- Brief
Hunt for the word "image" across the entries below, copying each line that holds it.

(Recorded data)
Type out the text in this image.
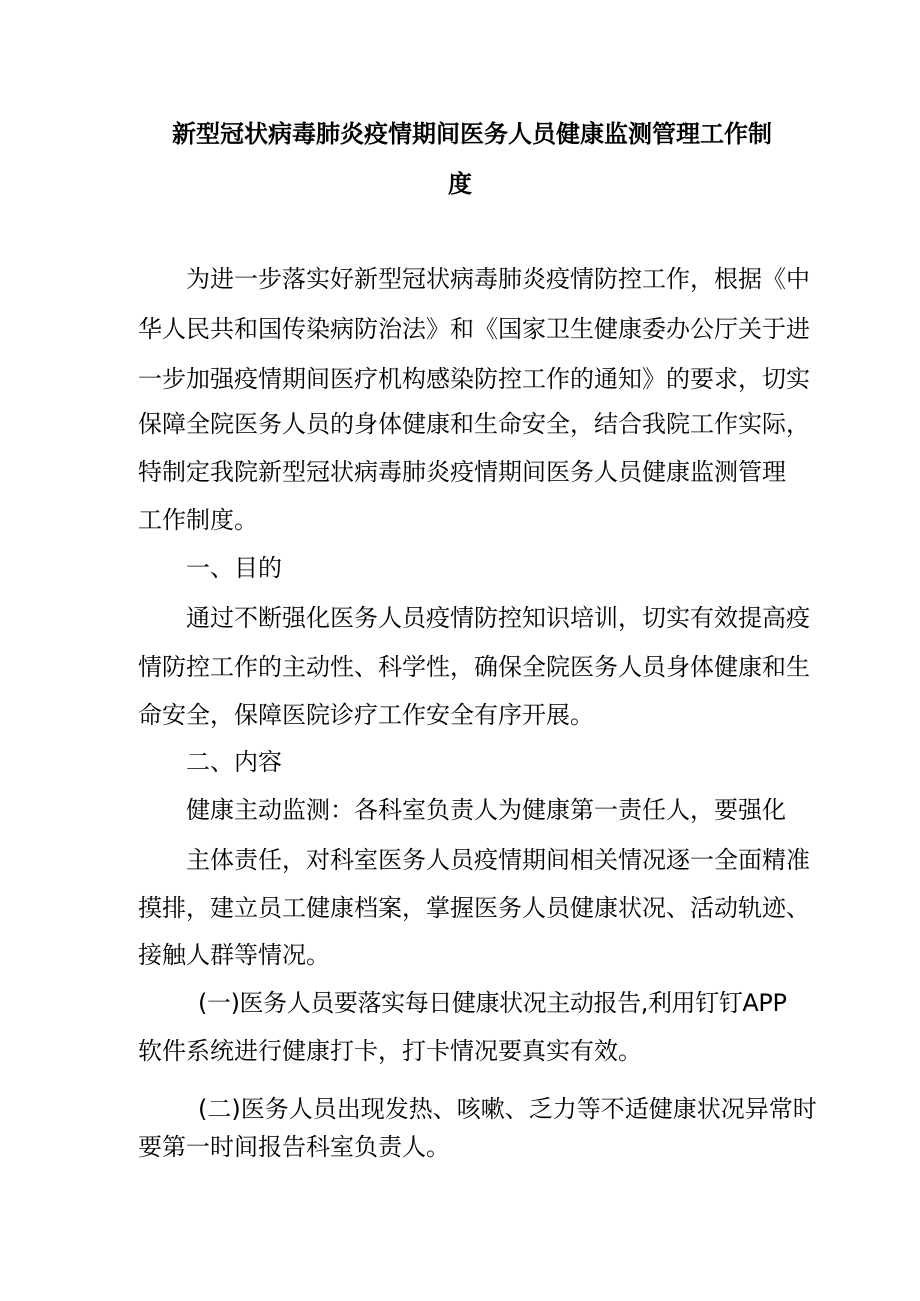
新型冠状病毒肺炎疫情期间医务人员健康监测管理工作制
度
为进一步落实好新型冠状病毒肺炎疫情防控工作，根据《中
华人民共和国传染病防治法》和《国家卫生健康委办公厅关于进
一步加强疫情期间医疗机构感染防控工作的通知》的要求，切实
保障全院医务人员的身体健康和生命安全，结合我院工作实际，
特制定我院新型冠状病毒肺炎疫情期间医务人员健康监测管理
工作制度。
一、目的
通过不断强化医务人员疫情防控知识培训，切实有效提高疫
情防控工作的主动性、科学性，确保全院医务人员身体健康和生
命安全，保障医院诊疗工作安全有序开展。
二、内容
健康主动监测：各科室负责人为健康第一责任人，要强化
主体责任，对科室医务人员疫情期间相关情况逐一全面精准
摸排，建立员工健康档案，掌握医务人员健康状况、活动轨迹、
接触人群等情况。
(一)医务人员要落实每日健康状况主动报告,利用钉钉APP
软件系统进行健康打卡，打卡情况要真实有效。
(二)医务人员出现发热、咳嗽、乏力等不适健康状况异常时
要第一时间报告科室负责人。
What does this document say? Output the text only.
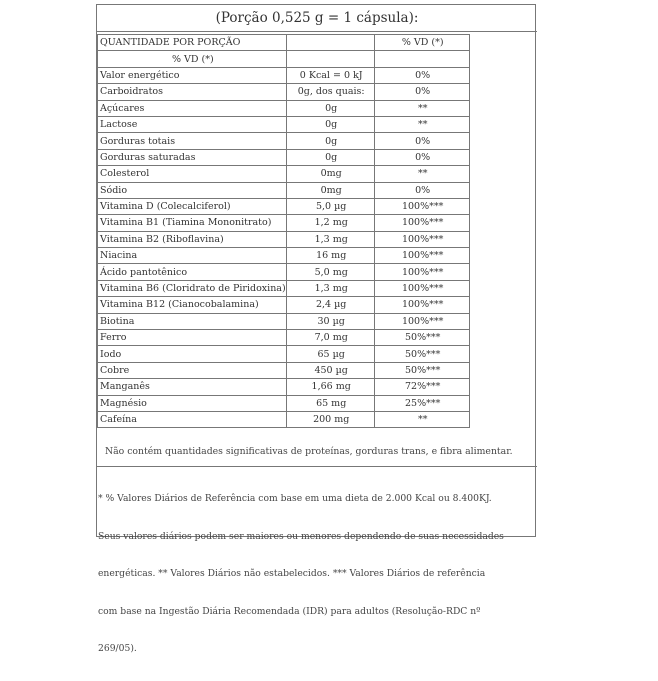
(Porção 0,525 g = 1 cápsula):
QUANTIDADE POR PORÇÃO		% VD (*)
% VD (*)		
Valor energético	0 Kcal = 0 kJ	0%
Carboidratos	0g, dos quais:	0%
Açúcares	0g	**
Lactose	0g	**
Gorduras totais	0g	0%
Gorduras saturadas	0g	0%
Colesterol	0mg	**
Sódio	0mg	0%
Vitamina D (Colecalciferol)	5,0 µg	100%***
Vitamina B1 (Tiamina Mononitrato)	1,2 mg	100%***
Vitamina B2 (Riboflavina)	1,3 mg	100%***
Niacina	16 mg	100%***
Ácido pantotênico	5,0 mg	100%***
Vitamina B6 (Cloridrato de Piridoxina)	1,3 mg	100%***
Vitamina B12 (Cianocobalamina)	2,4 µg	100%***
Biotina	30 µg	100%***
Ferro	7,0 mg	50%***
Iodo	65 µg	50%***
Cobre	450 µg	50%***
Manganês	1,66 mg	72%***
Magnésio	65 mg	25%***
Cafeína	200 mg	**
Não contém quantidades significativas de proteínas, gorduras trans, e fibra alimentar.

* % Valores Diários de Referência com base em uma dieta de 2.000 Kcal ou 8.400KJ.

Seus valores diários podem ser maiores ou menores dependendo de suas necessidades

energéticas. ** Valores Diários não estabelecidos. *** Valores Diários de referência

com base na Ingestão Diária Recomendada (IDR) para adultos (Resolução-RDC nº

269/05).
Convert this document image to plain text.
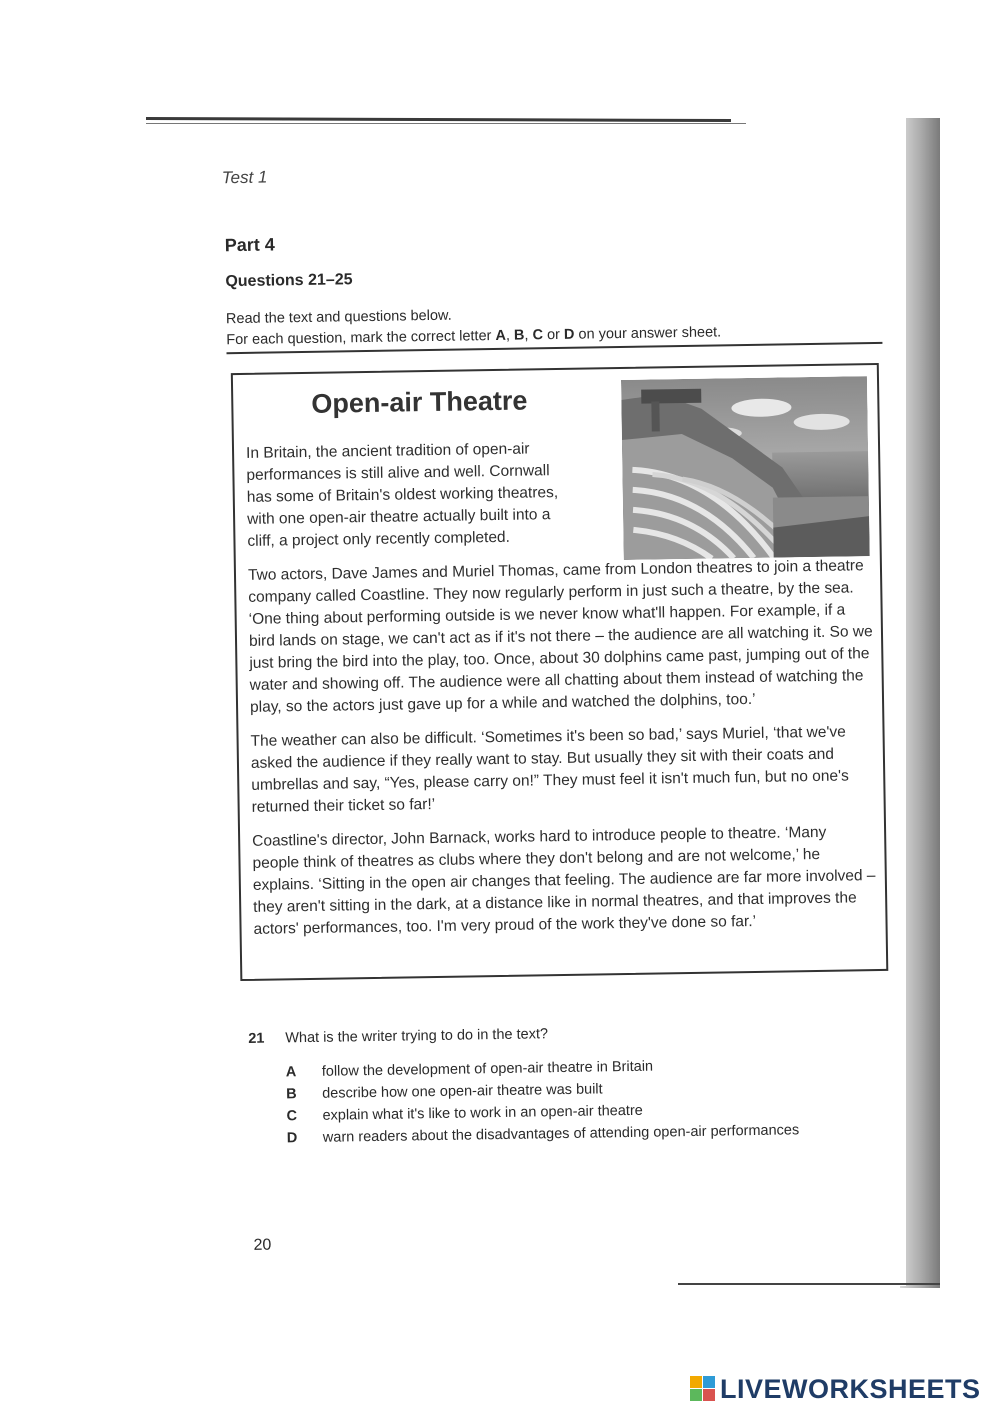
Test 1
Part 4
Questions 21–25
Read the text and questions below.
For each question, mark the correct letter A, B, C or D on your answer sheet.
Open-air Theatre

In Britain, the ancient tradition of open-air performances is still alive and well. Cornwall has some of Britain's oldest working theatres, with one open-air theatre actually built into a cliff, a project only recently completed.

Two actors, Dave James and Muriel Thomas, came from London theatres to join a theatre company called Coastline. They now regularly perform in just such a theatre, by the sea. ‘One thing about performing outside is we never know what'll happen. For example, if a bird lands on stage, we can't act as if it's not there – the audience are all watching it. So we just bring the bird into the play, too. Once, about 30 dolphins came past, jumping out of the water and showing off. The audience were all chatting about them instead of watching the play, so the actors just gave up for a while and watched the dolphins, too.’

The weather can also be difficult. ‘Sometimes it's been so bad,’ says Muriel, ‘that we've asked the audience if they really want to stay. But usually they sit with their coats and umbrellas and say, “Yes, please carry on!” They must feel it isn't much fun, but no one's returned their ticket so far!’

Coastline's director, John Barnack, works hard to introduce people to theatre. ‘Many people think of theatres as clubs where they don't belong and are not welcome,’ he explains. ‘Sitting in the open air changes that feeling. The audience are far more involved – they aren't sitting in the dark, at a distance like in normal theatres, and that improves the actors' performances, too. I'm very proud of the work they've done so far.’

21 What is the writer trying to do in the text?
A follow the development of open-air theatre in Britain
B describe how one open-air theatre was built
C explain what it's like to work in an open-air theatre
D warn readers about the disadvantages of attending open-air performances
20
LIVEWORKSHEETS
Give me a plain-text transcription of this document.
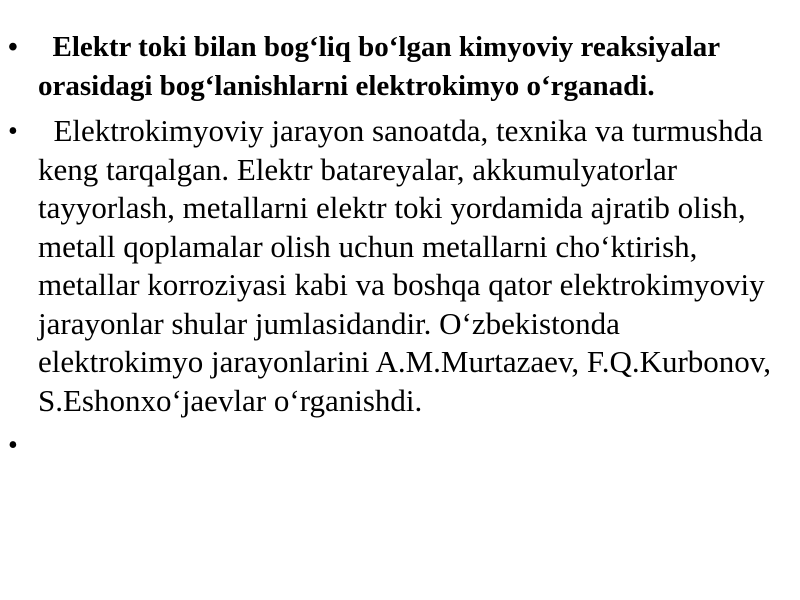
• Elektr toki bilan bog‘liq bo‘lgan kimyoviy reaksiyalar orasidagi bog‘lanishlarni elektrokimyo o‘rganadi.
• Elektrokimyoviy jarayon sanoatda, texnika va turmushda keng tarqalgan. Elektr batareyalar, akkumulyatorlar tayyorlash, metallarni elektr toki yordamida ajratib olish, metall qoplamalar olish uchun metallarni cho‘ktirish, metallar korroziyasi kabi va boshqa qator elektrokimyoviy jarayonlar shular jumlasidandir. O‘zbekistonda elektrokimyo jarayonlarini A.M.Murtazaev, F.Q.Kurbonov, S.Eshonxo‘jaevlar o‘rganishdi.
•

- Answer to the exercise
Type out the text in this image.
Convert this document image to plain text.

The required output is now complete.